(begin)

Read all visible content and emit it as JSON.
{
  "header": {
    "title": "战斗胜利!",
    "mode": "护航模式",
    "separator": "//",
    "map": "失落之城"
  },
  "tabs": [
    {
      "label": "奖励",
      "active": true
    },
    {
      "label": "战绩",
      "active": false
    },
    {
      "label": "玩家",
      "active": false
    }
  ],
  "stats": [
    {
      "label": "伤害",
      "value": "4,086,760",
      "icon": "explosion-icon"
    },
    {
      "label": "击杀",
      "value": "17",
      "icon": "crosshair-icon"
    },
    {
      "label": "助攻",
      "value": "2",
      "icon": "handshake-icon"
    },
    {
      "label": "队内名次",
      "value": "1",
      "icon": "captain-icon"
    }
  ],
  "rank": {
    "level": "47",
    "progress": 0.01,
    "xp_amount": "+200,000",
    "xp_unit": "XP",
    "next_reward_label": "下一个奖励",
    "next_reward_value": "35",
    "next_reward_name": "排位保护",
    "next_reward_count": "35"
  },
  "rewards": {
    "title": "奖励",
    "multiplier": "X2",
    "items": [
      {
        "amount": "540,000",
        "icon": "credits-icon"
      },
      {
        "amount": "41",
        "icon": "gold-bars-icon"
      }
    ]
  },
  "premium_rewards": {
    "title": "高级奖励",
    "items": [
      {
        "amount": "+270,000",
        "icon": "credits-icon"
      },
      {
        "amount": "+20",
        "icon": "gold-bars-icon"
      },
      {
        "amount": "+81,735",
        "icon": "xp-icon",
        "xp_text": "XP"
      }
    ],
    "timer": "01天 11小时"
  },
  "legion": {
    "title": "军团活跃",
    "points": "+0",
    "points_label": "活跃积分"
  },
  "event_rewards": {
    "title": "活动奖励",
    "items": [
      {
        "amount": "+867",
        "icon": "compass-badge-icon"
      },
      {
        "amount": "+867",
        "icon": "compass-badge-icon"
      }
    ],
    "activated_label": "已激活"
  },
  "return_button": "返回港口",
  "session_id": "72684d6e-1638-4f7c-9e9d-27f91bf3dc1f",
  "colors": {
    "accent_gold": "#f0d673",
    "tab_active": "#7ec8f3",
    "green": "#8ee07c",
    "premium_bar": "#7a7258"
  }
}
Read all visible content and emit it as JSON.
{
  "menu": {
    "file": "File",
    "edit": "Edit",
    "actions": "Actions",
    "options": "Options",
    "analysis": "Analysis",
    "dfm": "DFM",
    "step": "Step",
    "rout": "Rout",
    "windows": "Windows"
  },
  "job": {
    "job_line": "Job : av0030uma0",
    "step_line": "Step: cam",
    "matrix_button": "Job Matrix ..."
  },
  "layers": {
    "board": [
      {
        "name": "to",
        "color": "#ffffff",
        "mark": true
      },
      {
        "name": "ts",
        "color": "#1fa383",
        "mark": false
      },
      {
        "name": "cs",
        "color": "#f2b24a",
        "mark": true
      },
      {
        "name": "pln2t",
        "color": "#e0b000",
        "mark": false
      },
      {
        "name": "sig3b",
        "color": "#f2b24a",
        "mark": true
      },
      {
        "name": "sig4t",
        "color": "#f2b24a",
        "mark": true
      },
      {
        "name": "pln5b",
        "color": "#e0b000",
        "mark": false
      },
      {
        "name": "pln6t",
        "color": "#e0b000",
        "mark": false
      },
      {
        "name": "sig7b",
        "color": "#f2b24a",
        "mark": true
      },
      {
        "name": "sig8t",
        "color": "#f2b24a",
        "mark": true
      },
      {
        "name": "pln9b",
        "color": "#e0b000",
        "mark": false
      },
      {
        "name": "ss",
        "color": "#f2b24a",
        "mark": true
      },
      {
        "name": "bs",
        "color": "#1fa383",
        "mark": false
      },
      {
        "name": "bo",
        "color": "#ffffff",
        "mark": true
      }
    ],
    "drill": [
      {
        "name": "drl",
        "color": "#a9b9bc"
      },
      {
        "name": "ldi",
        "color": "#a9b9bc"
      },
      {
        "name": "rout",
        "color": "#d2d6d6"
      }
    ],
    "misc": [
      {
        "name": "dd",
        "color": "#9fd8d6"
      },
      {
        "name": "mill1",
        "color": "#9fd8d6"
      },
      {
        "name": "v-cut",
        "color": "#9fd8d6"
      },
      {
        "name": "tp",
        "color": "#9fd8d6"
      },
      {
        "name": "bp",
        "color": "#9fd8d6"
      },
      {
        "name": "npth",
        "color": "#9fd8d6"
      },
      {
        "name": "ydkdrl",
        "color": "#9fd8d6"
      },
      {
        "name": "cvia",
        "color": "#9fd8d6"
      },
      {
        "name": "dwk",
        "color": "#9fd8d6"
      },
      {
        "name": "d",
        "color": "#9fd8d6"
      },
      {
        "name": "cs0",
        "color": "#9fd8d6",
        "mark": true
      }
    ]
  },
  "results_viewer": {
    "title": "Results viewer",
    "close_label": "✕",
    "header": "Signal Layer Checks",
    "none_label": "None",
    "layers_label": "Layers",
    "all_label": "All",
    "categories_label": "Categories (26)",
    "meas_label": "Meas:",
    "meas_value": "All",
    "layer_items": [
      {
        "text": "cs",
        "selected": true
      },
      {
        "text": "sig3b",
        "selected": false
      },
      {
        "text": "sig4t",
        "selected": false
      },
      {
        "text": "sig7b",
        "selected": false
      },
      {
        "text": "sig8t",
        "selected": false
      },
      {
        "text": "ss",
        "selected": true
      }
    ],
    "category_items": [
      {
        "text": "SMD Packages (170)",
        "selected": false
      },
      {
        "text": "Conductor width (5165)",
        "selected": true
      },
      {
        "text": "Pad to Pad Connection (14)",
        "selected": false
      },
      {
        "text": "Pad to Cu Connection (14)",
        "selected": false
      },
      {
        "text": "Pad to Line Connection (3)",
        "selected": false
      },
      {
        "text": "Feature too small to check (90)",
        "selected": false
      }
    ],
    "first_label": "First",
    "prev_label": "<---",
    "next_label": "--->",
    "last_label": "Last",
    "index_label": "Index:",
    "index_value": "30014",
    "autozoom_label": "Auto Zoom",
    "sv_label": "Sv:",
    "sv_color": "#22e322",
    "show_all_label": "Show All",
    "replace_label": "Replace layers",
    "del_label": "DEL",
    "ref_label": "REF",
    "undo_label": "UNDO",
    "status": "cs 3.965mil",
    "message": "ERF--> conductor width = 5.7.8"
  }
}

(end)

Written request: Go through the records. Copy each line where "title" appears.

Answer for this exercise:
    "title": "战斗胜利!",
    "title": "奖励",
    "title": "高级奖励",
    "title": "军团活跃",
    "title": "活动奖励",
    "title": "Results viewer",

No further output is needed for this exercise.